Problem statement: Print all entries precisely as they are written.

Source data:
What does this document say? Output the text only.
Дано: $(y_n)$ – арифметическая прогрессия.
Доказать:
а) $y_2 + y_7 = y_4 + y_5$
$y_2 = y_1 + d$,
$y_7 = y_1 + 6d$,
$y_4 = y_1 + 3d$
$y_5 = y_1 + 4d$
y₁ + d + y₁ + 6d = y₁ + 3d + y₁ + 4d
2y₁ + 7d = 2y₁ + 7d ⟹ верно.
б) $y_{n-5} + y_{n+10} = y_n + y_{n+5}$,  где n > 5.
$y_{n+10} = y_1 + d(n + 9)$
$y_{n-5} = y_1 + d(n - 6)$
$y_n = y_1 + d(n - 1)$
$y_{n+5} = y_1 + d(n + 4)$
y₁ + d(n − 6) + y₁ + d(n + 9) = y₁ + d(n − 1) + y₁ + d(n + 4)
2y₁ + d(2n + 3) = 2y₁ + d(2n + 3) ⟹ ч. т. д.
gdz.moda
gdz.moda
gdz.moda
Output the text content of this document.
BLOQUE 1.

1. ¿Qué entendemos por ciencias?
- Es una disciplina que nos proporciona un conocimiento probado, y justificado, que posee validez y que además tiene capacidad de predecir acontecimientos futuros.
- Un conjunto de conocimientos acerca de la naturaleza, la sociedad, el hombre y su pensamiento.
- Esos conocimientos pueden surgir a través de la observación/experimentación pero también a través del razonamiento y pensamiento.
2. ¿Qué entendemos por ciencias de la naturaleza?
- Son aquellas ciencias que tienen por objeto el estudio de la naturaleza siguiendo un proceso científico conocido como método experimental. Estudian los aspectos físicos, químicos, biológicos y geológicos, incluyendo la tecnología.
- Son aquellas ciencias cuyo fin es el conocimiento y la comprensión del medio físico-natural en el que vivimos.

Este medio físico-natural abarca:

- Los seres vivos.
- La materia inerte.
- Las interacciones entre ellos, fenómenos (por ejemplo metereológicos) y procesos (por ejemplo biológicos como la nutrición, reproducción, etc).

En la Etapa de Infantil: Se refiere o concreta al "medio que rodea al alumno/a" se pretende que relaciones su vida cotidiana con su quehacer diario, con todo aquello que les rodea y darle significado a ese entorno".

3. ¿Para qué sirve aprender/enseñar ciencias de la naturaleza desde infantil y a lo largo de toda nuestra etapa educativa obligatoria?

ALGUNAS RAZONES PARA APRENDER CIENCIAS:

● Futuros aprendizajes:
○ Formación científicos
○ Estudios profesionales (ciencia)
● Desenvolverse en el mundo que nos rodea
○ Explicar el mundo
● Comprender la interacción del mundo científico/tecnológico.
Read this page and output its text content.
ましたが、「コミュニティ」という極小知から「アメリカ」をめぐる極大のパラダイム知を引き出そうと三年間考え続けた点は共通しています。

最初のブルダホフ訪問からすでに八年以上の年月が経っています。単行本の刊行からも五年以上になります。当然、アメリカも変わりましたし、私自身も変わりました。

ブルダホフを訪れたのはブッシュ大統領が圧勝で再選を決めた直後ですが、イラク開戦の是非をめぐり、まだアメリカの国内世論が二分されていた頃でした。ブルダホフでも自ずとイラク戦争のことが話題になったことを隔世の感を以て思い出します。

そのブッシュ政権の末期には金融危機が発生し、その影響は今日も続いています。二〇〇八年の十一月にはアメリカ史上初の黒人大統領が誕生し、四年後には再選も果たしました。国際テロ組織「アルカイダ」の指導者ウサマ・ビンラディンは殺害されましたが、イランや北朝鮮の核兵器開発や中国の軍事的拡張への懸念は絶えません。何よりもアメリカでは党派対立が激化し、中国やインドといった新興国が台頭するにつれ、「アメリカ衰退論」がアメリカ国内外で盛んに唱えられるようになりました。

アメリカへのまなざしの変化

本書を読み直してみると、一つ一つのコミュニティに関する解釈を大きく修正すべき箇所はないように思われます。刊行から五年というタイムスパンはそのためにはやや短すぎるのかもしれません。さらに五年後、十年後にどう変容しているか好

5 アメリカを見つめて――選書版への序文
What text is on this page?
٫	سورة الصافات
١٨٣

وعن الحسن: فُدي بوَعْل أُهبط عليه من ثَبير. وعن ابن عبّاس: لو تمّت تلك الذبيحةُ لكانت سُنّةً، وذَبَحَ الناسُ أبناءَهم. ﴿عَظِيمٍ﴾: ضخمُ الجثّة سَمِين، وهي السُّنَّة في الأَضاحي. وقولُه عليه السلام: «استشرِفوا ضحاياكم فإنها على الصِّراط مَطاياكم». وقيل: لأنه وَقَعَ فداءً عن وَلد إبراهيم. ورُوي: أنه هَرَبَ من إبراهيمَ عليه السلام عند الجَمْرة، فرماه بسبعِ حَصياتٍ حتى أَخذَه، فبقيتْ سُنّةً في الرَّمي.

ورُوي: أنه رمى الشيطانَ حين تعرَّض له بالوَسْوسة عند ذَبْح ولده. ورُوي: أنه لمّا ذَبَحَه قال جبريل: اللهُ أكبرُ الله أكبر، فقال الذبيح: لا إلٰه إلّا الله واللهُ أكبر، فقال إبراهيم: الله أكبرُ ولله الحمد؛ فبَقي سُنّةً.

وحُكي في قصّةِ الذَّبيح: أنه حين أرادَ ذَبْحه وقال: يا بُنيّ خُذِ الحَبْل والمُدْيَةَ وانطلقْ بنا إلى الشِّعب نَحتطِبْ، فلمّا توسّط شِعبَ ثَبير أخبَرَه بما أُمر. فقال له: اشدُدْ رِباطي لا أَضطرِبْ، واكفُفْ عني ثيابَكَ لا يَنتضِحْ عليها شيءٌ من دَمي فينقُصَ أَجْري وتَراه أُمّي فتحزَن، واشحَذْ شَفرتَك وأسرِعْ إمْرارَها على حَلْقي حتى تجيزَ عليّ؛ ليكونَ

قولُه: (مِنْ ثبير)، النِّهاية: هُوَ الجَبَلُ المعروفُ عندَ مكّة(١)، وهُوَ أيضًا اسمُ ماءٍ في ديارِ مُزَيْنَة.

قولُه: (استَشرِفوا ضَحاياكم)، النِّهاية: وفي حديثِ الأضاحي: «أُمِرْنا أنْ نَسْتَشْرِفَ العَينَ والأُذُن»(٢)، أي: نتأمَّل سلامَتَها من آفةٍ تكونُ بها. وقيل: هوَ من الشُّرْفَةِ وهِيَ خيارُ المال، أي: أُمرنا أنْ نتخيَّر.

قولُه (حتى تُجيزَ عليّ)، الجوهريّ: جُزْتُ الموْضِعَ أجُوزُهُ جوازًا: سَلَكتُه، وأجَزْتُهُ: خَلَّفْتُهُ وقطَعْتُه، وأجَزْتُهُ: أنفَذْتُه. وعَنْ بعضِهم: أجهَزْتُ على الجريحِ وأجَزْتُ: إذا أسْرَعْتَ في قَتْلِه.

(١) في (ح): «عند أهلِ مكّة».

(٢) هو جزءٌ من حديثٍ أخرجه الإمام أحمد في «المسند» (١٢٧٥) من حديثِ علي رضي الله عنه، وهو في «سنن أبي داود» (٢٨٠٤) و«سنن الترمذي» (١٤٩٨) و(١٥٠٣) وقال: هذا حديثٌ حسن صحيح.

Result for this task:
What does this document say? Output the text only.
Дано: $(y_n)$ – арифметическая прогрессия.
Доказать:
а) $y_2 + y_7 = y_4 + y_5$
$y_2 = y_1 + d$,
$y_7 = y_1 + 6d$,
$y_4 = y_1 + 3d$
$y_5 = y_1 + 4d$
y₁ + d + y₁ + 6d = y₁ + 3d + y₁ + 4d
2y₁ + 7d = 2y₁ + 7d ⟹ верно.
б) $y_{n-5} + y_{n+10} = y_n + y_{n+5}$,  где n > 5.
$y_{n+10} = y_1 + d(n + 9)$
$y_{n-5} = y_1 + d(n - 6)$
$y_n = y_1 + d(n - 1)$
$y_{n+5} = y_1 + d(n + 4)$
y₁ + d(n − 6) + y₁ + d(n + 9) = y₁ + d(n − 1) + y₁ + d(n + 4)
2y₁ + d(2n + 3) = 2y₁ + d(2n + 3) ⟹ ч. т. д.
gdz.moda
gdz.moda
gdz.moda
Output the text content of this document.
BLOQUE 1.

1. ¿Qué entendemos por ciencias?
- Es una disciplina que nos proporciona un conocimiento probado, y justificado, que posee validez y que además tiene capacidad de predecir acontecimientos futuros.
- Un conjunto de conocimientos acerca de la naturaleza, la sociedad, el hombre y su pensamiento.
- Esos conocimientos pueden surgir a través de la observación/experimentación pero también a través del razonamiento y pensamiento.
2. ¿Qué entendemos por ciencias de la naturaleza?
- Son aquellas ciencias que tienen por objeto el estudio de la naturaleza siguiendo un proceso científico conocido como método experimental. Estudian los aspectos físicos, químicos, biológicos y geológicos, incluyendo la tecnología.
- Son aquellas ciencias cuyo fin es el conocimiento y la comprensión del medio físico-natural en el que vivimos.

Este medio físico-natural abarca:

- Los seres vivos.
- La materia inerte.
- Las interacciones entre ellos, fenómenos (por ejemplo metereológicos) y procesos (por ejemplo biológicos como la nutrición, reproducción, etc).

En la Etapa de Infantil: Se refiere o concreta al "medio que rodea al alumno/a" se pretende que relaciones su vida cotidiana con su quehacer diario, con todo aquello que les rodea y darle significado a ese entorno".

3. ¿Para qué sirve aprender/enseñar ciencias de la naturaleza desde infantil y a lo largo de toda nuestra etapa educativa obligatoria?

ALGUNAS RAZONES PARA APRENDER CIENCIAS:

● Futuros aprendizajes:
○ Formación científicos
○ Estudios profesionales (ciencia)
● Desenvolverse en el mundo que nos rodea
○ Explicar el mundo
● Comprender la interacción del mundo científico/tecnológico.
Read this page and output its text content.
ましたが、「コミュニティ」という極小知から「アメリカ」をめぐる極大のパラダイム知を引き出そうと三年間考え続けた点は共通しています。

最初のブルダホフ訪問からすでに八年以上の年月が経っています。単行本の刊行からも五年以上になります。当然、アメリカも変わりましたし、私自身も変わりました。

ブルダホフを訪れたのはブッシュ大統領が圧勝で再選を決めた直後ですが、イラク開戦の是非をめぐり、まだアメリカの国内世論が二分されていた頃でした。ブルダホフでも自ずとイラク戦争のことが話題になったことを隔世の感を以て思い出します。

そのブッシュ政権の末期には金融危機が発生し、その影響は今日も続いています。二〇〇八年の十一月にはアメリカ史上初の黒人大統領が誕生し、四年後には再選も果たしました。国際テロ組織「アルカイダ」の指導者ウサマ・ビンラディンは殺害されましたが、イランや北朝鮮の核兵器開発や中国の軍事的拡張への懸念は絶えません。何よりもアメリカでは党派対立が激化し、中国やインドといった新興国が台頭するにつれ、「アメリカ衰退論」がアメリカ国内外で盛んに唱えられるようになりました。

アメリカへのまなざしの変化

本書を読み直してみると、一つ一つのコミュニティに関する解釈を大きく修正すべき箇所はないように思われます。刊行から五年というタイムスパンはそのためにはやや短すぎるのかもしれません。さらに五年後、十年後にどう変容しているか好

5 アメリカを見つめて――選書版への序文
What text is on this page?
٫	سورة الصافات
١٨٣

وعن الحسن: فُدي بوَعْل أُهبط عليه من ثَبير. وعن ابن عبّاس: لو تمّت تلك الذبيحةُ لكانت سُنّةً، وذَبَحَ الناسُ أبناءَهم. ﴿عَظِيمٍ﴾: ضخمُ الجثّة سَمِين، وهي السُّنَّة في الأَضاحي. وقولُه عليه السلام: «استشرِفوا ضحاياكم فإنها على الصِّراط مَطاياكم». وقيل: لأنه وَقَعَ فداءً عن وَلد إبراهيم. ورُوي: أنه هَرَبَ من إبراهيمَ عليه السلام عند الجَمْرة، فرماه بسبعِ حَصياتٍ حتى أَخذَه، فبقيتْ سُنّةً في الرَّمي.

ورُوي: أنه رمى الشيطانَ حين تعرَّض له بالوَسْوسة عند ذَبْح ولده. ورُوي: أنه لمّا ذَبَحَه قال جبريل: اللهُ أكبرُ الله أكبر، فقال الذبيح: لا إلٰه إلّا الله واللهُ أكبر، فقال إبراهيم: الله أكبرُ ولله الحمد؛ فبَقي سُنّةً.

وحُكي في قصّةِ الذَّبيح: أنه حين أرادَ ذَبْحه وقال: يا بُنيّ خُذِ الحَبْل والمُدْيَةَ وانطلقْ بنا إلى الشِّعب نَحتطِبْ، فلمّا توسّط شِعبَ ثَبير أخبَرَه بما أُمر. فقال له: اشدُدْ رِباطي لا أَضطرِبْ، واكفُفْ عني ثيابَكَ لا يَنتضِحْ عليها شيءٌ من دَمي فينقُصَ أَجْري وتَراه أُمّي فتحزَن، واشحَذْ شَفرتَك وأسرِعْ إمْرارَها على حَلْقي حتى تجيزَ عليّ؛ ليكونَ

قولُه: (مِنْ ثبير)، النِّهاية: هُوَ الجَبَلُ المعروفُ عندَ مكّة(١)، وهُوَ أيضًا اسمُ ماءٍ في ديارِ مُزَيْنَة.

قولُه: (استَشرِفوا ضَحاياكم)، النِّهاية: وفي حديثِ الأضاحي: «أُمِرْنا أنْ نَسْتَشْرِفَ العَينَ والأُذُن»(٢)، أي: نتأمَّل سلامَتَها من آفةٍ تكونُ بها. وقيل: هوَ من الشُّرْفَةِ وهِيَ خيارُ المال، أي: أُمرنا أنْ نتخيَّر.

قولُه (حتى تُجيزَ عليّ)، الجوهريّ: جُزْتُ الموْضِعَ أجُوزُهُ جوازًا: سَلَكتُه، وأجَزْتُهُ: خَلَّفْتُهُ وقطَعْتُه، وأجَزْتُهُ: أنفَذْتُه. وعَنْ بعضِهم: أجهَزْتُ على الجريحِ وأجَزْتُ: إذا أسْرَعْتَ في قَتْلِه.

(١) في (ح): «عند أهلِ مكّة».

(٢) هو جزءٌ من حديثٍ أخرجه الإمام أحمد في «المسند» (١٢٧٥) من حديثِ علي رضي الله عنه، وهو في «سنن أبي داود» (٢٨٠٤) و«سنن الترمذي» (١٤٩٨) و(١٥٠٣) وقال: هذا حديثٌ حسن صحيح.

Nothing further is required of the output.